● **CHALLENGE**:
Say how many lines include the word "Street". Reply with nothing but the number.

● **INPUT**:

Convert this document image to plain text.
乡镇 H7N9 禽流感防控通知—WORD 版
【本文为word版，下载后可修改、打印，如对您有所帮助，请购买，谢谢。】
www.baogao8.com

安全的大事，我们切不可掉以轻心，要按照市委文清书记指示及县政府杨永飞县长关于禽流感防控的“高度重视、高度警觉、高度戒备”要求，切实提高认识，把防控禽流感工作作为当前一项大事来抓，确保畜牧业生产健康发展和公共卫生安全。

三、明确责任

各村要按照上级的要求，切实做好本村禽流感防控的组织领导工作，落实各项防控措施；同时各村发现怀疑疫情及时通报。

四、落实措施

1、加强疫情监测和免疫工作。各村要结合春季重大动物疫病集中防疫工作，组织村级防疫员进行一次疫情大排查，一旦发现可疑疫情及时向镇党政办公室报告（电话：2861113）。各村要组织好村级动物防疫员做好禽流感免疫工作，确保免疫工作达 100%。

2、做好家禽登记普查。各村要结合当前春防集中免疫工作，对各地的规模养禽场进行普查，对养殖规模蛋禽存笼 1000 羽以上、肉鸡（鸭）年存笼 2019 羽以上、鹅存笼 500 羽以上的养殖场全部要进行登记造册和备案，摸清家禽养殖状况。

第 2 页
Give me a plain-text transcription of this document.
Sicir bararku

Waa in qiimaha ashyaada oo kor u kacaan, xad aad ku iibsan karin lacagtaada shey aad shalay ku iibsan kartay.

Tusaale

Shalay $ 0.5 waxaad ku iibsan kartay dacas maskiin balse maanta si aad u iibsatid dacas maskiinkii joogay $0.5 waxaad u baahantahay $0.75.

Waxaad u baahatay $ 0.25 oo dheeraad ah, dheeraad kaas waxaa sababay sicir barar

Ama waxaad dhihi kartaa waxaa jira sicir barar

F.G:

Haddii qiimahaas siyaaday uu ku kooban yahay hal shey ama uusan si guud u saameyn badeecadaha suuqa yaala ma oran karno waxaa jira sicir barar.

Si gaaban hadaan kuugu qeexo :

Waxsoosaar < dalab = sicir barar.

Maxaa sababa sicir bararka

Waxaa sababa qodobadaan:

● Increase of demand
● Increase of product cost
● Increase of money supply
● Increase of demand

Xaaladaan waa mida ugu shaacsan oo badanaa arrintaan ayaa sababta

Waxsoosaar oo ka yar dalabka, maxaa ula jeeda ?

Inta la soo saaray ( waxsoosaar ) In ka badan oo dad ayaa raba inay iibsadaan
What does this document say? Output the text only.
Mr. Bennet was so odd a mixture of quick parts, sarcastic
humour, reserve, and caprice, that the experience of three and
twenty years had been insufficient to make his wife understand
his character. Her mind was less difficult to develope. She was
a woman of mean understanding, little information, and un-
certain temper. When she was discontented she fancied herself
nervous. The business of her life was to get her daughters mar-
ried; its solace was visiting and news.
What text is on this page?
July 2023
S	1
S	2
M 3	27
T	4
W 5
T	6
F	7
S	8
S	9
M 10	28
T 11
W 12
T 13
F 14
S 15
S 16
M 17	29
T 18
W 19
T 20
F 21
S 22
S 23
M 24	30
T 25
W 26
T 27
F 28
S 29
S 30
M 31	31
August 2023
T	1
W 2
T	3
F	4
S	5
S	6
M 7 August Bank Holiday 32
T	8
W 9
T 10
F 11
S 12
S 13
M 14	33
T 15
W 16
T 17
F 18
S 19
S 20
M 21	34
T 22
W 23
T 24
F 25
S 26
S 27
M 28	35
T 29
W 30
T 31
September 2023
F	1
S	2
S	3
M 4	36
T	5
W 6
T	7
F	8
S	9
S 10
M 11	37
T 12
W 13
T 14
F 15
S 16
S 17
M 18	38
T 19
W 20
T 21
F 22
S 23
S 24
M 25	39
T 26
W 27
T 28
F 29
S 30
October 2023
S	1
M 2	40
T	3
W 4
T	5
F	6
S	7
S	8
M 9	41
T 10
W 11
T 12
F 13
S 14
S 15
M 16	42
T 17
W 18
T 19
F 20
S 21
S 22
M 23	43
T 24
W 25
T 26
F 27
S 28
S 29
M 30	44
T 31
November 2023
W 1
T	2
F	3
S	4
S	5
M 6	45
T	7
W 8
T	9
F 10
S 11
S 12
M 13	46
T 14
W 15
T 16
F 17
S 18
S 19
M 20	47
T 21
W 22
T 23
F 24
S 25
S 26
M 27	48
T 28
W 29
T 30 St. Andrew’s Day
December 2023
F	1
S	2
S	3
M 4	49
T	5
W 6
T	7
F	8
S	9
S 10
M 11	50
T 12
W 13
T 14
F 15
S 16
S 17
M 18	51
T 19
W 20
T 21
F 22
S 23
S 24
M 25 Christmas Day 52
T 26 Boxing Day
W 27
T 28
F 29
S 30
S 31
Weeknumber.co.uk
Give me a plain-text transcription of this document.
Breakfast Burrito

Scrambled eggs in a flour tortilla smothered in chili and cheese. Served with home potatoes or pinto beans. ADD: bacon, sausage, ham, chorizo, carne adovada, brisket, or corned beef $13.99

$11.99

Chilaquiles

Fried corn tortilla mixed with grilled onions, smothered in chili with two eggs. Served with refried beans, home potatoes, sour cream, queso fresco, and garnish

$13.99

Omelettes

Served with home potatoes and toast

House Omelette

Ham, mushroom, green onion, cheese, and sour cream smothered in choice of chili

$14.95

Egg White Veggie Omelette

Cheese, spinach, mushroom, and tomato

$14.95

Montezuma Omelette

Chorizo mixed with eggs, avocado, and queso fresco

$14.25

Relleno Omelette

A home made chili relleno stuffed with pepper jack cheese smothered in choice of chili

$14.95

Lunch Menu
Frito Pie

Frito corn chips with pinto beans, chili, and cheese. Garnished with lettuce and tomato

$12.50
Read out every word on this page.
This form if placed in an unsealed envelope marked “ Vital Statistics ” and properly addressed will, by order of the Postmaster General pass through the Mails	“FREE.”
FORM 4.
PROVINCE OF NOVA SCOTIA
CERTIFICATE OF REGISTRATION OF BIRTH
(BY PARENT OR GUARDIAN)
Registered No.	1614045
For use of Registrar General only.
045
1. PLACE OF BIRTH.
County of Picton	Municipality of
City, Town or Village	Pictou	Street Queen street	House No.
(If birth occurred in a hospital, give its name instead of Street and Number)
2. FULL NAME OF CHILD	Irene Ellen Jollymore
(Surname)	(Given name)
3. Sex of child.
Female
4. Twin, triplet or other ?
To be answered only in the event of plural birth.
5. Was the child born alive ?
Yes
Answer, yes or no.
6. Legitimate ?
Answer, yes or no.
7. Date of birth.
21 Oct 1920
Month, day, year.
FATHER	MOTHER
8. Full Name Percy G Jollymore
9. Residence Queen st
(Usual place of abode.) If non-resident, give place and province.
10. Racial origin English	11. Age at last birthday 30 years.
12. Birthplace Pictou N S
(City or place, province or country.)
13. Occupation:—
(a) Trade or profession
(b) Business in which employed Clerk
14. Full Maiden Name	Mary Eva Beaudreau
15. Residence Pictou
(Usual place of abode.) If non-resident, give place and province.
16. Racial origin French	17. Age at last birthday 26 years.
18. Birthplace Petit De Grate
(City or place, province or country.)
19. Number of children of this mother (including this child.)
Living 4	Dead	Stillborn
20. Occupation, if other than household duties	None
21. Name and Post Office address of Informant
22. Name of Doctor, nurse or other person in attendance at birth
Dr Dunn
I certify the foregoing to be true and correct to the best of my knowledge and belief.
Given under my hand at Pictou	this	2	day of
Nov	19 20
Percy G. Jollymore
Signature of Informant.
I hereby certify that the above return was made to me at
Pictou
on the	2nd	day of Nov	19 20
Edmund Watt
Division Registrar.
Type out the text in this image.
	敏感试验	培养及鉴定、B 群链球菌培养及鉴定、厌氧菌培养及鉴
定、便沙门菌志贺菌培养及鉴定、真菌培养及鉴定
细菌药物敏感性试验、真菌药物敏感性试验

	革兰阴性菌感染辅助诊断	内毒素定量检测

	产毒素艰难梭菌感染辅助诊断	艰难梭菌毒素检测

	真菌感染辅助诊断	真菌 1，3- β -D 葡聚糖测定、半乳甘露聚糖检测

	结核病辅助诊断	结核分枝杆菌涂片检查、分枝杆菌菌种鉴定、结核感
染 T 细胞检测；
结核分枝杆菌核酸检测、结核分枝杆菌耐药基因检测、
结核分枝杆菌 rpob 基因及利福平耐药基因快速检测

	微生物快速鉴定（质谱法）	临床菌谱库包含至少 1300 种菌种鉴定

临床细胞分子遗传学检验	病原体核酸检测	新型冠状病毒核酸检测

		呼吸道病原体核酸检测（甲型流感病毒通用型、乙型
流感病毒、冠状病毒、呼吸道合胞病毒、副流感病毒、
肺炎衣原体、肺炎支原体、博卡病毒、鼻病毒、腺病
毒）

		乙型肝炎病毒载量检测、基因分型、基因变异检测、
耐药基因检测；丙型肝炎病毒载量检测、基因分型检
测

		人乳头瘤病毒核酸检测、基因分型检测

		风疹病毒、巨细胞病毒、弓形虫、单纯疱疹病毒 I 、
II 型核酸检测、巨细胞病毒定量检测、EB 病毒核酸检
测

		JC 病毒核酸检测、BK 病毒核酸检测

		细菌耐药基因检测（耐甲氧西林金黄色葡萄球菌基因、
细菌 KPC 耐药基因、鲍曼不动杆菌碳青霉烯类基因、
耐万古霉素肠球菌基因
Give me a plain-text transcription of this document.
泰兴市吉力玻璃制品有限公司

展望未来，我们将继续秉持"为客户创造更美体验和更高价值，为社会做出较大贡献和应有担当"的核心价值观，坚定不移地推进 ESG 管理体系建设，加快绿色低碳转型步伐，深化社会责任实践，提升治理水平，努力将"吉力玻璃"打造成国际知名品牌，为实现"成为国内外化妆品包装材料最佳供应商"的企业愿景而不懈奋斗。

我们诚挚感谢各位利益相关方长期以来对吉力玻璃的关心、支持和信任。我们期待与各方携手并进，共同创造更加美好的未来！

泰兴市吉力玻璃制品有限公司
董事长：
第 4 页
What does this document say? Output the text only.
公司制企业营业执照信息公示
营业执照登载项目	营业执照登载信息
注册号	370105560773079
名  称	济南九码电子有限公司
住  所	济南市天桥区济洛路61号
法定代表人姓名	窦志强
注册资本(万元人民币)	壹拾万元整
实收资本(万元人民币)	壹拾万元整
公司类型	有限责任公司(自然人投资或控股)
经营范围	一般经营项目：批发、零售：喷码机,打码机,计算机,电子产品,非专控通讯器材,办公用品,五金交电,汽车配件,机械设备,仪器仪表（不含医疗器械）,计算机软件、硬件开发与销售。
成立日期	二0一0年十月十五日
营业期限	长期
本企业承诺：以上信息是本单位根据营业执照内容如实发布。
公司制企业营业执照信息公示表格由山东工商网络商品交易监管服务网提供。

● **ANSWER TO THIS EXERCISE**:
2